TASK DESCRIPTION
Show, in full, each line of the data that contains "Slope".

Saved data entries
^^^^

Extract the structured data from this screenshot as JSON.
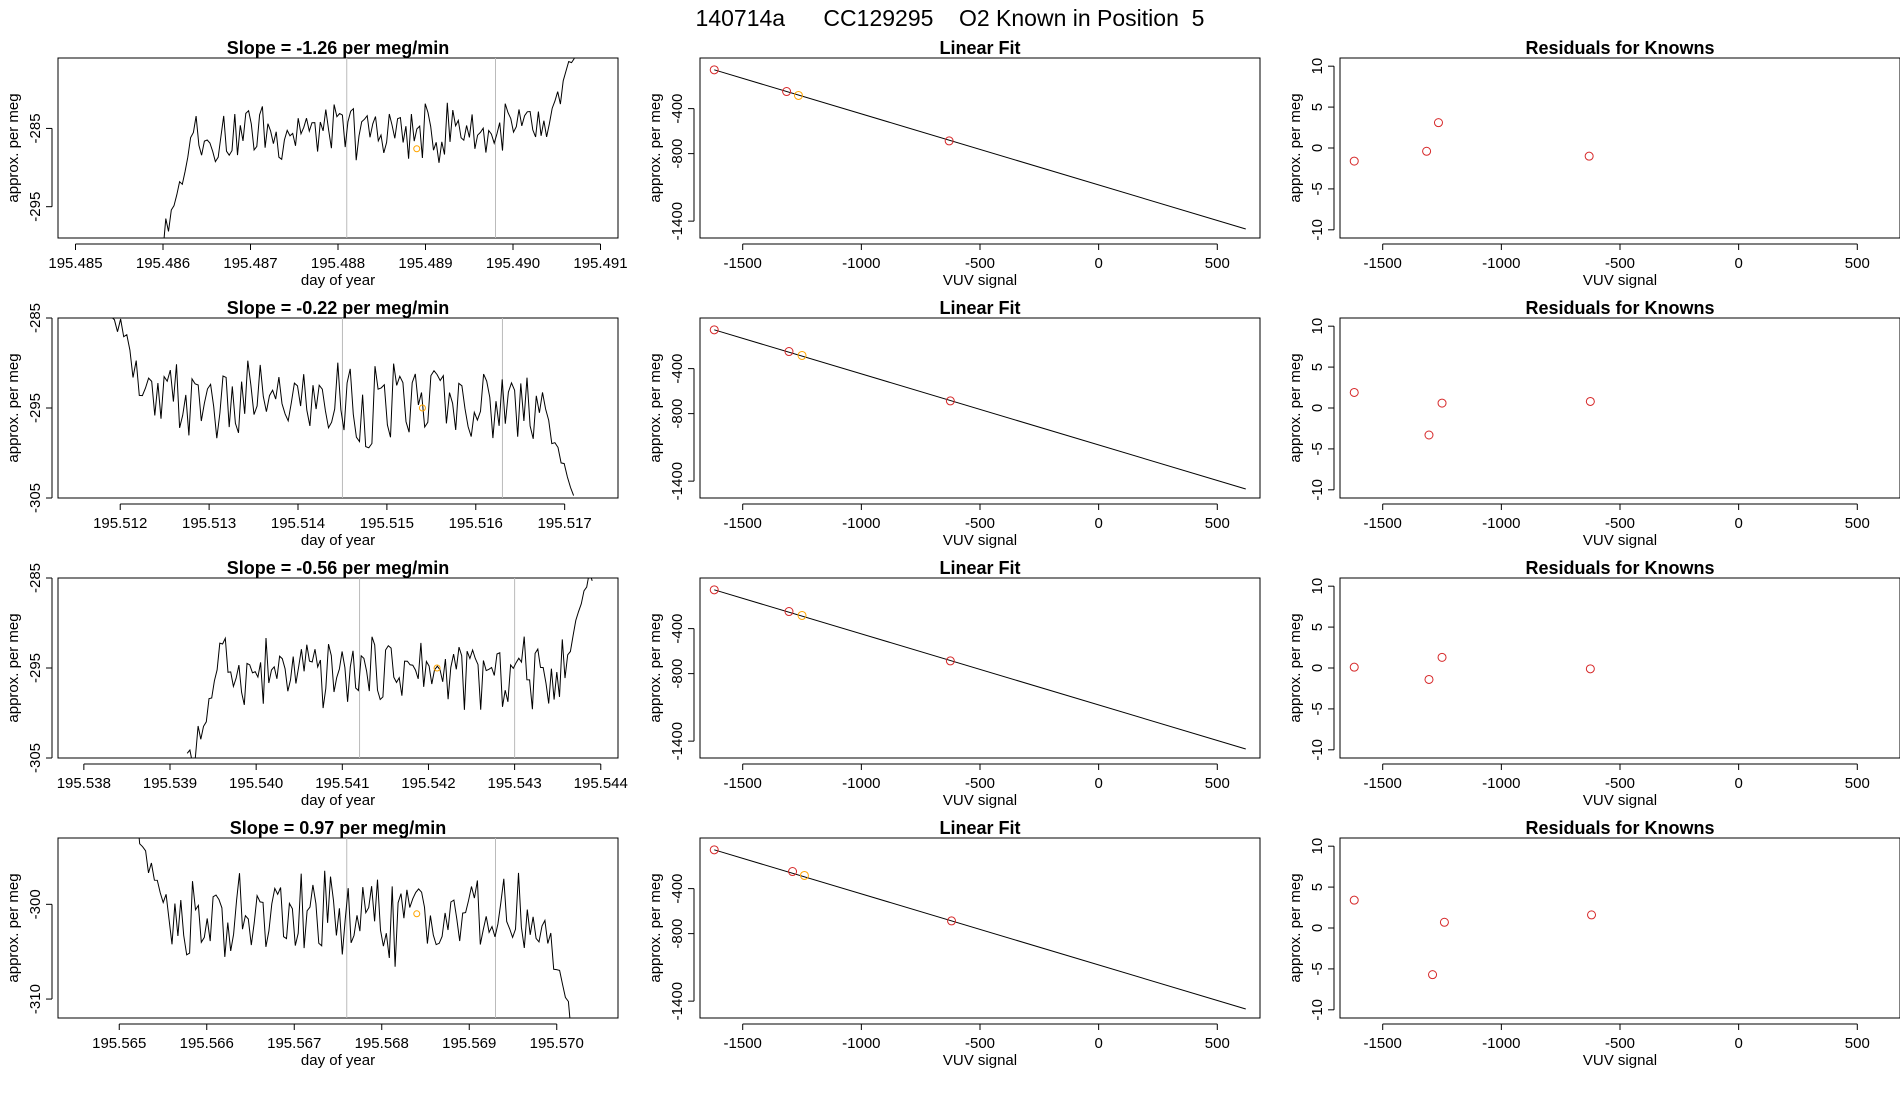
{
  "figure_title": "140714a      CC129295    O2 Known in Position  5",
  "colors": {
    "line": "#000000",
    "known_point": "#d62728",
    "reference_point": "#ffa500",
    "marker_line": "#bbbbbb",
    "frame": "#000000"
  },
  "chart_data": [
    {
      "type": "line",
      "row": 0,
      "title": "Slope =  -1.26  per meg/min",
      "xlabel": "day of year",
      "ylabel": "approx. per meg",
      "xlim": [
        195.4848,
        195.4912
      ],
      "ylim": [
        -299,
        -276
      ],
      "xticks": [
        195.485,
        195.486,
        195.487,
        195.488,
        195.489,
        195.49,
        195.491
      ],
      "xtick_labels": [
        "195.485",
        "195.486",
        "195.487",
        "195.488",
        "195.489",
        "195.490",
        "195.491"
      ],
      "yticks": [
        -295,
        -285
      ],
      "ytick_labels": [
        "-295",
        "-285"
      ],
      "marker_lines_x": [
        195.4881,
        195.4898
      ],
      "highlight_point": {
        "x": 195.4889,
        "y": -287.6
      },
      "series_x_start": 195.486,
      "series_x_end": 195.4907,
      "y_start": -299,
      "y_end": -276,
      "y_center": -285.5,
      "y_amplitude": 3.2
    },
    {
      "type": "scatter",
      "row": 0,
      "title": "Linear Fit",
      "xlabel": "VUV signal",
      "ylabel": "approx. per meg",
      "xlim": [
        -1680,
        680
      ],
      "ylim": [
        -1550,
        50
      ],
      "xticks": [
        -1500,
        -1000,
        -500,
        0,
        500
      ],
      "xtick_labels": [
        "-1500",
        "-1000",
        "-500",
        "0",
        "500"
      ],
      "yticks": [
        -400,
        -800,
        -1400
      ],
      "ytick_labels": [
        "-400",
        "-800",
        "-1400"
      ],
      "fit_line": {
        "x": [
          -1620,
          620
        ],
        "y": [
          -55,
          -1470
        ]
      },
      "points": [
        {
          "x": -1620,
          "y": -55,
          "kind": "known"
        },
        {
          "x": -1315,
          "y": -248,
          "kind": "known"
        },
        {
          "x": -1265,
          "y": -283,
          "kind": "reference"
        },
        {
          "x": -630,
          "y": -687,
          "kind": "known"
        }
      ]
    },
    {
      "type": "scatter",
      "row": 0,
      "title": "Residuals for Knowns",
      "xlabel": "VUV signal",
      "ylabel": "approx. per meg",
      "xlim": [
        -1680,
        680
      ],
      "ylim": [
        -11,
        11
      ],
      "xticks": [
        -1500,
        -1000,
        -500,
        0,
        500
      ],
      "xtick_labels": [
        "-1500",
        "-1000",
        "-500",
        "0",
        "500"
      ],
      "yticks": [
        -10,
        -5,
        0,
        5,
        10
      ],
      "ytick_labels": [
        "-10",
        "-5",
        "0",
        "5",
        "10"
      ],
      "points": [
        {
          "x": -1620,
          "y": -1.6
        },
        {
          "x": -1315,
          "y": -0.4
        },
        {
          "x": -1265,
          "y": 3.1
        },
        {
          "x": -630,
          "y": -1.0
        }
      ]
    },
    {
      "type": "line",
      "row": 1,
      "title": "Slope =  -0.22  per meg/min",
      "xlabel": "day of year",
      "ylabel": "approx. per meg",
      "xlim": [
        195.5113,
        195.5176
      ],
      "ylim": [
        -305,
        -285
      ],
      "xticks": [
        195.512,
        195.513,
        195.514,
        195.515,
        195.516,
        195.517
      ],
      "xtick_labels": [
        "195.512",
        "195.513",
        "195.514",
        "195.515",
        "195.516",
        "195.517"
      ],
      "yticks": [
        -305,
        -295,
        -285
      ],
      "ytick_labels": [
        "-305",
        "-295",
        "-285"
      ],
      "marker_lines_x": [
        195.5145,
        195.5163
      ],
      "highlight_point": {
        "x": 195.5154,
        "y": -295
      },
      "series_x_start": 195.5119,
      "series_x_end": 195.5171,
      "y_start": -284,
      "y_end": -306,
      "y_center": -294.5,
      "y_amplitude": 3.8
    },
    {
      "type": "scatter",
      "row": 1,
      "title": "Linear Fit",
      "xlabel": "VUV signal",
      "ylabel": "approx. per meg",
      "xlim": [
        -1680,
        680
      ],
      "ylim": [
        -1550,
        50
      ],
      "xticks": [
        -1500,
        -1000,
        -500,
        0,
        500
      ],
      "xtick_labels": [
        "-1500",
        "-1000",
        "-500",
        "0",
        "500"
      ],
      "yticks": [
        -400,
        -800,
        -1400
      ],
      "ytick_labels": [
        "-400",
        "-800",
        "-1400"
      ],
      "fit_line": {
        "x": [
          -1620,
          620
        ],
        "y": [
          -55,
          -1470
        ]
      },
      "points": [
        {
          "x": -1620,
          "y": -55,
          "kind": "known"
        },
        {
          "x": -1305,
          "y": -248,
          "kind": "known"
        },
        {
          "x": -1250,
          "y": -283,
          "kind": "reference"
        },
        {
          "x": -625,
          "y": -687,
          "kind": "known"
        }
      ]
    },
    {
      "type": "scatter",
      "row": 1,
      "title": "Residuals for Knowns",
      "xlabel": "VUV signal",
      "ylabel": "approx. per meg",
      "xlim": [
        -1680,
        680
      ],
      "ylim": [
        -11,
        11
      ],
      "xticks": [
        -1500,
        -1000,
        -500,
        0,
        500
      ],
      "xtick_labels": [
        "-1500",
        "-1000",
        "-500",
        "0",
        "500"
      ],
      "yticks": [
        -10,
        -5,
        0,
        5,
        10
      ],
      "ytick_labels": [
        "-10",
        "-5",
        "0",
        "5",
        "10"
      ],
      "points": [
        {
          "x": -1620,
          "y": 1.9
        },
        {
          "x": -1305,
          "y": -3.3
        },
        {
          "x": -1250,
          "y": 0.6
        },
        {
          "x": -625,
          "y": 0.8
        }
      ]
    },
    {
      "type": "line",
      "row": 2,
      "title": "Slope =  -0.56  per meg/min",
      "xlabel": "day of year",
      "ylabel": "approx. per meg",
      "xlim": [
        195.5377,
        195.5442
      ],
      "ylim": [
        -305,
        -285
      ],
      "xticks": [
        195.538,
        195.539,
        195.54,
        195.541,
        195.542,
        195.543,
        195.544
      ],
      "xtick_labels": [
        "195.538",
        "195.539",
        "195.540",
        "195.541",
        "195.542",
        "195.543",
        "195.544"
      ],
      "yticks": [
        -305,
        -295,
        -285
      ],
      "ytick_labels": [
        "-305",
        "-295",
        "-285"
      ],
      "marker_lines_x": [
        195.5412,
        195.543
      ],
      "highlight_point": {
        "x": 195.5421,
        "y": -295
      },
      "series_x_start": 195.5392,
      "series_x_end": 195.5439,
      "y_start": -306,
      "y_end": -284,
      "y_center": -295.5,
      "y_amplitude": 3.2
    },
    {
      "type": "scatter",
      "row": 2,
      "title": "Linear Fit",
      "xlabel": "VUV signal",
      "ylabel": "approx. per meg",
      "xlim": [
        -1680,
        680
      ],
      "ylim": [
        -1550,
        50
      ],
      "xticks": [
        -1500,
        -1000,
        -500,
        0,
        500
      ],
      "xtick_labels": [
        "-1500",
        "-1000",
        "-500",
        "0",
        "500"
      ],
      "yticks": [
        -400,
        -800,
        -1400
      ],
      "ytick_labels": [
        "-400",
        "-800",
        "-1400"
      ],
      "fit_line": {
        "x": [
          -1620,
          620
        ],
        "y": [
          -55,
          -1470
        ]
      },
      "points": [
        {
          "x": -1620,
          "y": -55,
          "kind": "known"
        },
        {
          "x": -1305,
          "y": -248,
          "kind": "known"
        },
        {
          "x": -1250,
          "y": -283,
          "kind": "reference"
        },
        {
          "x": -625,
          "y": -687,
          "kind": "known"
        }
      ]
    },
    {
      "type": "scatter",
      "row": 2,
      "title": "Residuals for Knowns",
      "xlabel": "VUV signal",
      "ylabel": "approx. per meg",
      "xlim": [
        -1680,
        680
      ],
      "ylim": [
        -11,
        11
      ],
      "xticks": [
        -1500,
        -1000,
        -500,
        0,
        500
      ],
      "xtick_labels": [
        "-1500",
        "-1000",
        "-500",
        "0",
        "500"
      ],
      "yticks": [
        -10,
        -5,
        0,
        5,
        10
      ],
      "ytick_labels": [
        "-10",
        "-5",
        "0",
        "5",
        "10"
      ],
      "points": [
        {
          "x": -1620,
          "y": 0.1
        },
        {
          "x": -1305,
          "y": -1.4
        },
        {
          "x": -1250,
          "y": 1.3
        },
        {
          "x": -625,
          "y": -0.1
        }
      ]
    },
    {
      "type": "line",
      "row": 3,
      "title": "Slope =  0.97  per meg/min",
      "xlabel": "day of year",
      "ylabel": "approx. per meg",
      "xlim": [
        195.5643,
        195.5707
      ],
      "ylim": [
        -312,
        -293
      ],
      "xticks": [
        195.565,
        195.566,
        195.567,
        195.568,
        195.569,
        195.57
      ],
      "xtick_labels": [
        "195.565",
        "195.566",
        "195.567",
        "195.568",
        "195.569",
        "195.570"
      ],
      "yticks": [
        -310,
        -300
      ],
      "ytick_labels": [
        "-310",
        "-300"
      ],
      "marker_lines_x": [
        195.5676,
        195.5693
      ],
      "highlight_point": {
        "x": 195.5684,
        "y": -301
      },
      "series_x_start": 195.5652,
      "series_x_end": 195.5702,
      "y_start": -292,
      "y_end": -313,
      "y_center": -301.5,
      "y_amplitude": 3.8
    },
    {
      "type": "scatter",
      "row": 3,
      "title": "Linear Fit",
      "xlabel": "VUV signal",
      "ylabel": "approx. per meg",
      "xlim": [
        -1680,
        680
      ],
      "ylim": [
        -1550,
        50
      ],
      "xticks": [
        -1500,
        -1000,
        -500,
        0,
        500
      ],
      "xtick_labels": [
        "-1500",
        "-1000",
        "-500",
        "0",
        "500"
      ],
      "yticks": [
        -400,
        -800,
        -1400
      ],
      "ytick_labels": [
        "-400",
        "-800",
        "-1400"
      ],
      "fit_line": {
        "x": [
          -1620,
          620
        ],
        "y": [
          -55,
          -1470
        ]
      },
      "points": [
        {
          "x": -1620,
          "y": -55,
          "kind": "known"
        },
        {
          "x": -1290,
          "y": -248,
          "kind": "known"
        },
        {
          "x": -1240,
          "y": -283,
          "kind": "reference"
        },
        {
          "x": -620,
          "y": -687,
          "kind": "known"
        }
      ]
    },
    {
      "type": "scatter",
      "row": 3,
      "title": "Residuals for Knowns",
      "xlabel": "VUV signal",
      "ylabel": "approx. per meg",
      "xlim": [
        -1680,
        680
      ],
      "ylim": [
        -11,
        11
      ],
      "xticks": [
        -1500,
        -1000,
        -500,
        0,
        500
      ],
      "xtick_labels": [
        "-1500",
        "-1000",
        "-500",
        "0",
        "500"
      ],
      "yticks": [
        -10,
        -5,
        0,
        5,
        10
      ],
      "ytick_labels": [
        "-10",
        "-5",
        "0",
        "5",
        "10"
      ],
      "points": [
        {
          "x": -1620,
          "y": 3.4
        },
        {
          "x": -1290,
          "y": -5.7
        },
        {
          "x": -1240,
          "y": 0.7
        },
        {
          "x": -620,
          "y": 1.6
        }
      ]
    }
  ]
}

^^^^

RESULT
      "title": "Slope =  -1.26  per meg/min",
      "title": "Slope =  -0.22  per meg/min",
      "title": "Slope =  -0.56  per meg/min",
      "title": "Slope =  0.97  per meg/min",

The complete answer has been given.